::: Available records
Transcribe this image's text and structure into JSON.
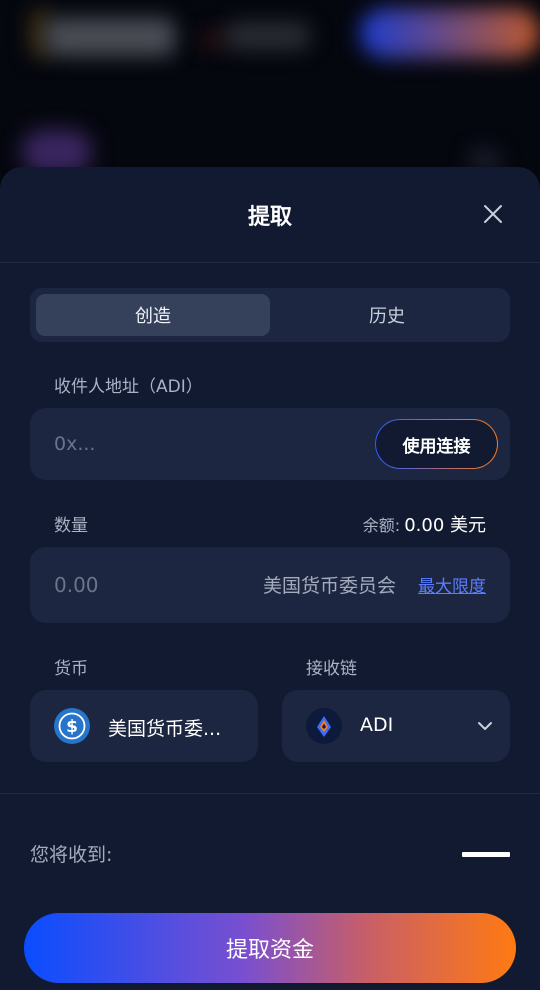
{
  "dialog": {
    "title": "提取"
  },
  "tabs": [
    {
      "label": "创造",
      "active": true
    },
    {
      "label": "历史",
      "active": false
    }
  ],
  "recipient": {
    "label": "收件人地址（ADI）",
    "placeholder": "0x...",
    "value": "",
    "connect_label": "使用连接"
  },
  "amount": {
    "label": "数量",
    "balance_label": "余额:",
    "balance_value": "0.00 美元",
    "placeholder": "0.00",
    "value": "",
    "unit": "美国货币委员会",
    "max_label": "最大限度"
  },
  "currency": {
    "label": "货币",
    "selected": "美国货币委...",
    "icon": "usdc-icon"
  },
  "chain": {
    "label": "接收链",
    "selected": "ADI",
    "icon": "adi-chain-icon"
  },
  "receive": {
    "label": "您将收到:",
    "value": "—"
  },
  "submit": {
    "label": "提取资金"
  },
  "colors": {
    "sheet_bg": "#111a30",
    "field_bg": "#1c2640",
    "accent_blue": "#0a4dff",
    "accent_orange": "#ff7a12",
    "link": "#5b7cff"
  }
}
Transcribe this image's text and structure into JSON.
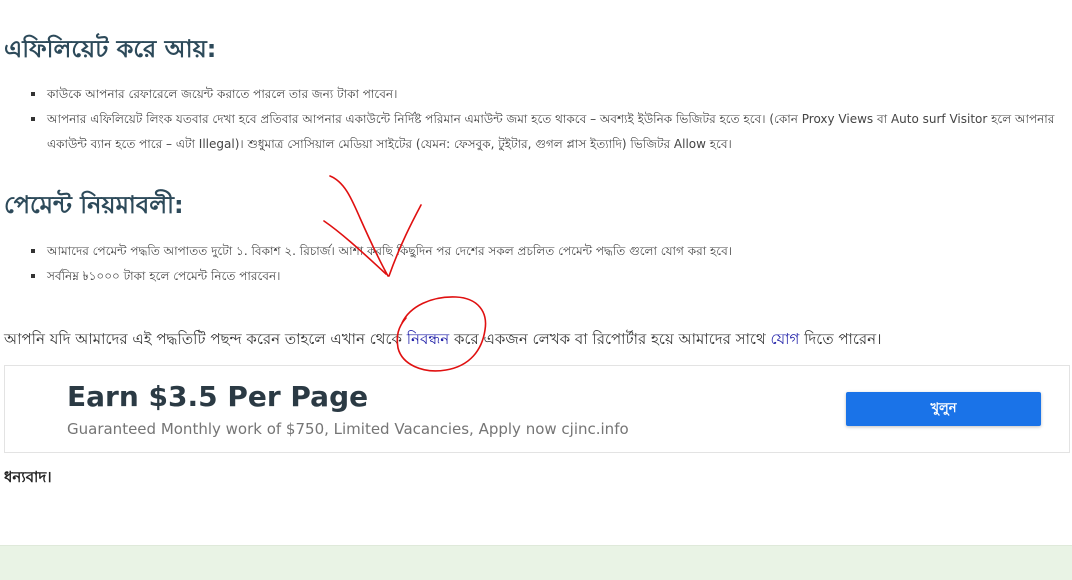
{
  "affiliate": {
    "heading": "এফিলিয়েট করে আয়:",
    "items": [
      "কাউকে আপনার রেফারেলে জয়েন্ট করাতে পারলে তার জন্য টাকা পাবেন।",
      "আপনার এফিলিয়েট লিংক যতবার দেখা হবে প্রতিবার আপনার একাউন্টে নির্দিষ্ট পরিমান এমাউন্ট জমা হতে থাকবে – অবশ্যই ইউনিক ভিজিটর হতে হবে। (কোন Proxy Views বা Auto surf Visitor হলে আপনার একাউন্ট ব্যান হতে পারে – এটা Illegal)। শুধুমাত্র সোসিয়াল মেডিয়া সাইটের (যেমন: ফেসবুক, টুইটার, গুগল প্লাস ইত্যাদি) ভিজিটর Allow হবে।"
    ]
  },
  "payment": {
    "heading": "পেমেন্ট নিয়মাবলী:",
    "items": [
      "আমাদের পেমেন্ট পদ্ধতি আপাতত দুটো ১. বিকাশ ২. রিচার্জ। আশা করছি কিছুদিন পর দেশের সকল প্রচলিত পেমেন্ট পদ্ধতি গুলো যোগ করা হবে।",
      "সর্বনিম্ন ৳১০০০ টাকা হলে পেমেন্ট নিতে পারবেন।"
    ]
  },
  "paragraph": {
    "part1": "আপনি যদি আমাদের এই পদ্ধতিটি পছন্দ করেন তাহলে এখান থেকে ",
    "link_register": "নিবন্ধন",
    "part2": " করে একজন লেখক বা রিপোর্টার হয়ে আমাদের সাথে ",
    "link_join": "যোগ",
    "part3": " দিতে পারেন।"
  },
  "ad": {
    "title": "Earn $3.5 Per Page",
    "subtitle": "Guaranteed Monthly work of $750, Limited Vacancies, Apply now cjinc.info",
    "button": "খুলুন"
  },
  "thanks": "ধন্যবাদ।",
  "colors": {
    "heading": "#2d4a5a",
    "link": "#1a1aa6",
    "ad_button": "#1a73e8",
    "annotation": "#e01010",
    "footer": "#e9f3e5"
  }
}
::::::
Aim:
With the pictures omitted, reproduce the records in full and exactly.

Written solution:
Transcribe this image's text and structure into JSON.
{
  "dialog": {
    "title": "提取"
  },
  "tabs": [
    {
      "label": "创造",
      "active": true
    },
    {
      "label": "历史",
      "active": false
    }
  ],
  "recipient": {
    "label": "收件人地址（ADI）",
    "placeholder": "0x...",
    "value": "",
    "connect_label": "使用连接"
  },
  "amount": {
    "label": "数量",
    "balance_label": "余额:",
    "balance_value": "0.00 美元",
    "placeholder": "0.00",
    "value": "",
    "unit": "美国货币委员会",
    "max_label": "最大限度"
  },
  "currency": {
    "label": "货币",
    "selected": "美国货币委...",
    "icon": "usdc-icon"
  },
  "chain": {
    "label": "接收链",
    "selected": "ADI",
    "icon": "adi-chain-icon"
  },
  "receive": {
    "label": "您将收到:",
    "value": "—"
  },
  "submit": {
    "label": "提取资金"
  },
  "colors": {
    "sheet_bg": "#111a30",
    "field_bg": "#1c2640",
    "accent_blue": "#0a4dff",
    "accent_orange": "#ff7a12",
    "link": "#5b7cff"
  }
}
Transcribe this image's text and structure into JSON.
{
  "affiliate": {
    "heading": "এফিলিয়েট করে আয়:",
    "items": [
      "কাউকে আপনার রেফারেলে জয়েন্ট করাতে পারলে তার জন্য টাকা পাবেন।",
      "আপনার এফিলিয়েট লিংক যতবার দেখা হবে প্রতিবার আপনার একাউন্টে নির্দিষ্ট পরিমান এমাউন্ট জমা হতে থাকবে – অবশ্যই ইউনিক ভিজিটর হতে হবে। (কোন Proxy Views বা Auto surf Visitor হলে আপনার একাউন্ট ব্যান হতে পারে – এটা Illegal)। শুধুমাত্র সোসিয়াল মেডিয়া সাইটের (যেমন: ফেসবুক, টুইটার, গুগল প্লাস ইত্যাদি) ভিজিটর Allow হবে।"
    ]
  },
  "payment": {
    "heading": "পেমেন্ট নিয়মাবলী:",
    "items": [
      "আমাদের পেমেন্ট পদ্ধতি আপাতত দুটো ১. বিকাশ ২. রিচার্জ। আশা করছি কিছুদিন পর দেশের সকল প্রচলিত পেমেন্ট পদ্ধতি গুলো যোগ করা হবে।",
      "সর্বনিম্ন ৳১০০০ টাকা হলে পেমেন্ট নিতে পারবেন।"
    ]
  },
  "paragraph": {
    "part1": "আপনি যদি আমাদের এই পদ্ধতিটি পছন্দ করেন তাহলে এখান থেকে ",
    "link_register": "নিবন্ধন",
    "part2": " করে একজন লেখক বা রিপোর্টার হয়ে আমাদের সাথে ",
    "link_join": "যোগ",
    "part3": " দিতে পারেন।"
  },
  "ad": {
    "title": "Earn $3.5 Per Page",
    "subtitle": "Guaranteed Monthly work of $750, Limited Vacancies, Apply now cjinc.info",
    "button": "খুলুন"
  },
  "thanks": "ধন্যবাদ।",
  "colors": {
    "heading": "#2d4a5a",
    "link": "#1a1aa6",
    "ad_button": "#1a73e8",
    "annotation": "#e01010",
    "footer": "#e9f3e5"
  }
}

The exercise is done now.